- **Given problem**
Give the entries again exactly, every one of them.

Extracted records
──────
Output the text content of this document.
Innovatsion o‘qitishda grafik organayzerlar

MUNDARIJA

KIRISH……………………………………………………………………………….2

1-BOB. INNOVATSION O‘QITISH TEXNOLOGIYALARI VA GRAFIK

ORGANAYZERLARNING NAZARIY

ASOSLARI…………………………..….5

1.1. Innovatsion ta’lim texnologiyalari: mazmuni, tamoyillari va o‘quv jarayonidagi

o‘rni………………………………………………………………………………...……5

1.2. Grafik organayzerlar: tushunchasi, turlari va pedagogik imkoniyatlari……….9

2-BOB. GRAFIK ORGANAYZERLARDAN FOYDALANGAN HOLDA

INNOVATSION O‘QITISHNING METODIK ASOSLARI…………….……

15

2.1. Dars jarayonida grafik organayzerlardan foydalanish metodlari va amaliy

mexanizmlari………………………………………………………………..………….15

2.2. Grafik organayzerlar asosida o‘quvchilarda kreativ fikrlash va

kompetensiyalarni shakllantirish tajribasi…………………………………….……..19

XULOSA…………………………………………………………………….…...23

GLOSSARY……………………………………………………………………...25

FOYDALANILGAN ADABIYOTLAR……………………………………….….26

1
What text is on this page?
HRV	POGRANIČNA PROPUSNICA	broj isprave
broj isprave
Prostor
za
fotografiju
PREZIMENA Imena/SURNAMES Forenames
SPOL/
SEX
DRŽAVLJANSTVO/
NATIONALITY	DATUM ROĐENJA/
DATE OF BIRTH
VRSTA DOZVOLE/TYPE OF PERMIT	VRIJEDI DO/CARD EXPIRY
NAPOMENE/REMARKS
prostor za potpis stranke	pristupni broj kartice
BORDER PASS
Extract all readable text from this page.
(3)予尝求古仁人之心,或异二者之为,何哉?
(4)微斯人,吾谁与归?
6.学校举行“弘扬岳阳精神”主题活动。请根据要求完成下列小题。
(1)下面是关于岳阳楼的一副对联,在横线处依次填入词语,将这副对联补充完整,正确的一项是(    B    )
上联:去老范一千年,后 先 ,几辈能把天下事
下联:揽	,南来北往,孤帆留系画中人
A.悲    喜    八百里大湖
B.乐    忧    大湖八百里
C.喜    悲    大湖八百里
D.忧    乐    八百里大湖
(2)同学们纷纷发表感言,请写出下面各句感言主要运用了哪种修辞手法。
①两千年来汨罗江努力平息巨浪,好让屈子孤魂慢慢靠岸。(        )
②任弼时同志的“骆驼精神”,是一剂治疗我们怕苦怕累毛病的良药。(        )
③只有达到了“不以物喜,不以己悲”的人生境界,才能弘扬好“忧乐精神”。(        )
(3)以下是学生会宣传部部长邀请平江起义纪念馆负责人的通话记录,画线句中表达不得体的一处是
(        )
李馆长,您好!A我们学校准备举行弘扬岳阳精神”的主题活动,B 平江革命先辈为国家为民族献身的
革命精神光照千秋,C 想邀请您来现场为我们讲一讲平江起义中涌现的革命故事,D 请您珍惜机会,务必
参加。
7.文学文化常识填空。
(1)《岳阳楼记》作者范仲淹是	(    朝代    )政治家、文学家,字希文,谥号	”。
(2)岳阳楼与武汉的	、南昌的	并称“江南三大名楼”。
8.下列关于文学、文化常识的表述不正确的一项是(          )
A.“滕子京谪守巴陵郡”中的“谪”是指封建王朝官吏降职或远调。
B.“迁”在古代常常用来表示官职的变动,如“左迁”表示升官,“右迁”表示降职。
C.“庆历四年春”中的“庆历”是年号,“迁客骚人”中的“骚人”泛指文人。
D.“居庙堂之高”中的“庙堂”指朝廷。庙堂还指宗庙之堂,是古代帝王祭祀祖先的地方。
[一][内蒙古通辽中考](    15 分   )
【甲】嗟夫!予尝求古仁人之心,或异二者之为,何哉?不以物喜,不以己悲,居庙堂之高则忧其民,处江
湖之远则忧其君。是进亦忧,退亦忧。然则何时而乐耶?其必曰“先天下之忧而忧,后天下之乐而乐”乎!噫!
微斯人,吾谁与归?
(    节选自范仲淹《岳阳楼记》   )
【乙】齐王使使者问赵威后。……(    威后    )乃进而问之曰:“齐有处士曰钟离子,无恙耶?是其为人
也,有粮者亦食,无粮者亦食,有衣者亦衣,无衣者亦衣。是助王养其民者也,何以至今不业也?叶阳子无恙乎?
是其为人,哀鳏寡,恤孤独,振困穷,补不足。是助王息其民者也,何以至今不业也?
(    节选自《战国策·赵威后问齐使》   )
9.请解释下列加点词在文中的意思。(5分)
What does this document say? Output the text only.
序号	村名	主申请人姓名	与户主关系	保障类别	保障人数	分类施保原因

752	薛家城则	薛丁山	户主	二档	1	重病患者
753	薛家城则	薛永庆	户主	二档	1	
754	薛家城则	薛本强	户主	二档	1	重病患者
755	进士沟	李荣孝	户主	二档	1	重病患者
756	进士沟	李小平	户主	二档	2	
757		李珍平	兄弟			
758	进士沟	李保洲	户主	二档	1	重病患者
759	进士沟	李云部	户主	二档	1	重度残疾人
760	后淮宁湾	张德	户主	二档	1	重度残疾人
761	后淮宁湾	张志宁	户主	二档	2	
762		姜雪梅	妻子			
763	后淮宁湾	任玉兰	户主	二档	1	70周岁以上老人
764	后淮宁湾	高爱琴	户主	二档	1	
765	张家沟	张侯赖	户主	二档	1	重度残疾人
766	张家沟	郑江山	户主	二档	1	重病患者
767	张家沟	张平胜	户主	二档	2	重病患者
──────
- **Exercise result**
Output the text content of this document.
Innovatsion o‘qitishda grafik organayzerlar

MUNDARIJA

KIRISH……………………………………………………………………………….2

1-BOB. INNOVATSION O‘QITISH TEXNOLOGIYALARI VA GRAFIK

ORGANAYZERLARNING NAZARIY

ASOSLARI…………………………..….5

1.1. Innovatsion ta’lim texnologiyalari: mazmuni, tamoyillari va o‘quv jarayonidagi

o‘rni………………………………………………………………………………...……5

1.2. Grafik organayzerlar: tushunchasi, turlari va pedagogik imkoniyatlari……….9

2-BOB. GRAFIK ORGANAYZERLARDAN FOYDALANGAN HOLDA

INNOVATSION O‘QITISHNING METODIK ASOSLARI…………….……

15

2.1. Dars jarayonida grafik organayzerlardan foydalanish metodlari va amaliy

mexanizmlari………………………………………………………………..………….15

2.2. Grafik organayzerlar asosida o‘quvchilarda kreativ fikrlash va

kompetensiyalarni shakllantirish tajribasi…………………………………….……..19

XULOSA…………………………………………………………………….…...23

GLOSSARY……………………………………………………………………...25

FOYDALANILGAN ADABIYOTLAR……………………………………….….26

1
What text is on this page?
HRV	POGRANIČNA PROPUSNICA	broj isprave
broj isprave
Prostor
za
fotografiju
PREZIMENA Imena/SURNAMES Forenames
SPOL/
SEX
DRŽAVLJANSTVO/
NATIONALITY	DATUM ROĐENJA/
DATE OF BIRTH
VRSTA DOZVOLE/TYPE OF PERMIT	VRIJEDI DO/CARD EXPIRY
NAPOMENE/REMARKS
prostor za potpis stranke	pristupni broj kartice
BORDER PASS
Extract all readable text from this page.
(3)予尝求古仁人之心,或异二者之为,何哉?
(4)微斯人,吾谁与归?
6.学校举行“弘扬岳阳精神”主题活动。请根据要求完成下列小题。
(1)下面是关于岳阳楼的一副对联,在横线处依次填入词语,将这副对联补充完整,正确的一项是(    B    )
上联:去老范一千年,后 先 ,几辈能把天下事
下联:揽	,南来北往,孤帆留系画中人
A.悲    喜    八百里大湖
B.乐    忧    大湖八百里
C.喜    悲    大湖八百里
D.忧    乐    八百里大湖
(2)同学们纷纷发表感言,请写出下面各句感言主要运用了哪种修辞手法。
①两千年来汨罗江努力平息巨浪,好让屈子孤魂慢慢靠岸。(        )
②任弼时同志的“骆驼精神”,是一剂治疗我们怕苦怕累毛病的良药。(        )
③只有达到了“不以物喜,不以己悲”的人生境界,才能弘扬好“忧乐精神”。(        )
(3)以下是学生会宣传部部长邀请平江起义纪念馆负责人的通话记录,画线句中表达不得体的一处是
(        )
李馆长,您好!A我们学校准备举行弘扬岳阳精神”的主题活动,B 平江革命先辈为国家为民族献身的
革命精神光照千秋,C 想邀请您来现场为我们讲一讲平江起义中涌现的革命故事,D 请您珍惜机会,务必
参加。
7.文学文化常识填空。
(1)《岳阳楼记》作者范仲淹是	(    朝代    )政治家、文学家,字希文,谥号	”。
(2)岳阳楼与武汉的	、南昌的	并称“江南三大名楼”。
8.下列关于文学、文化常识的表述不正确的一项是(          )
A.“滕子京谪守巴陵郡”中的“谪”是指封建王朝官吏降职或远调。
B.“迁”在古代常常用来表示官职的变动,如“左迁”表示升官,“右迁”表示降职。
C.“庆历四年春”中的“庆历”是年号,“迁客骚人”中的“骚人”泛指文人。
D.“居庙堂之高”中的“庙堂”指朝廷。庙堂还指宗庙之堂,是古代帝王祭祀祖先的地方。
[一][内蒙古通辽中考](    15 分   )
【甲】嗟夫!予尝求古仁人之心,或异二者之为,何哉?不以物喜,不以己悲,居庙堂之高则忧其民,处江
湖之远则忧其君。是进亦忧,退亦忧。然则何时而乐耶?其必曰“先天下之忧而忧,后天下之乐而乐”乎!噫!
微斯人,吾谁与归?
(    节选自范仲淹《岳阳楼记》   )
【乙】齐王使使者问赵威后。……(    威后    )乃进而问之曰:“齐有处士曰钟离子,无恙耶?是其为人
也,有粮者亦食,无粮者亦食,有衣者亦衣,无衣者亦衣。是助王养其民者也,何以至今不业也?叶阳子无恙乎?
是其为人,哀鳏寡,恤孤独,振困穷,补不足。是助王息其民者也,何以至今不业也?
(    节选自《战国策·赵威后问齐使》   )
9.请解释下列加点词在文中的意思。(5分)
What does this document say? Output the text only.
序号	村名	主申请人姓名	与户主关系	保障类别	保障人数	分类施保原因

752	薛家城则	薛丁山	户主	二档	1	重病患者
753	薛家城则	薛永庆	户主	二档	1	
754	薛家城则	薛本强	户主	二档	1	重病患者
755	进士沟	李荣孝	户主	二档	1	重病患者
756	进士沟	李小平	户主	二档	2	
757		李珍平	兄弟			
758	进士沟	李保洲	户主	二档	1	重病患者
759	进士沟	李云部	户主	二档	1	重度残疾人
760	后淮宁湾	张德	户主	二档	1	重度残疾人
761	后淮宁湾	张志宁	户主	二档	2	
762		姜雪梅	妻子			
763	后淮宁湾	任玉兰	户主	二档	1	70周岁以上老人
764	后淮宁湾	高爱琴	户主	二档	1	
765	张家沟	张侯赖	户主	二档	1	重度残疾人
766	张家沟	郑江山	户主	二档	1	重病患者
767	张家沟	张平胜	户主	二档	2	重病患者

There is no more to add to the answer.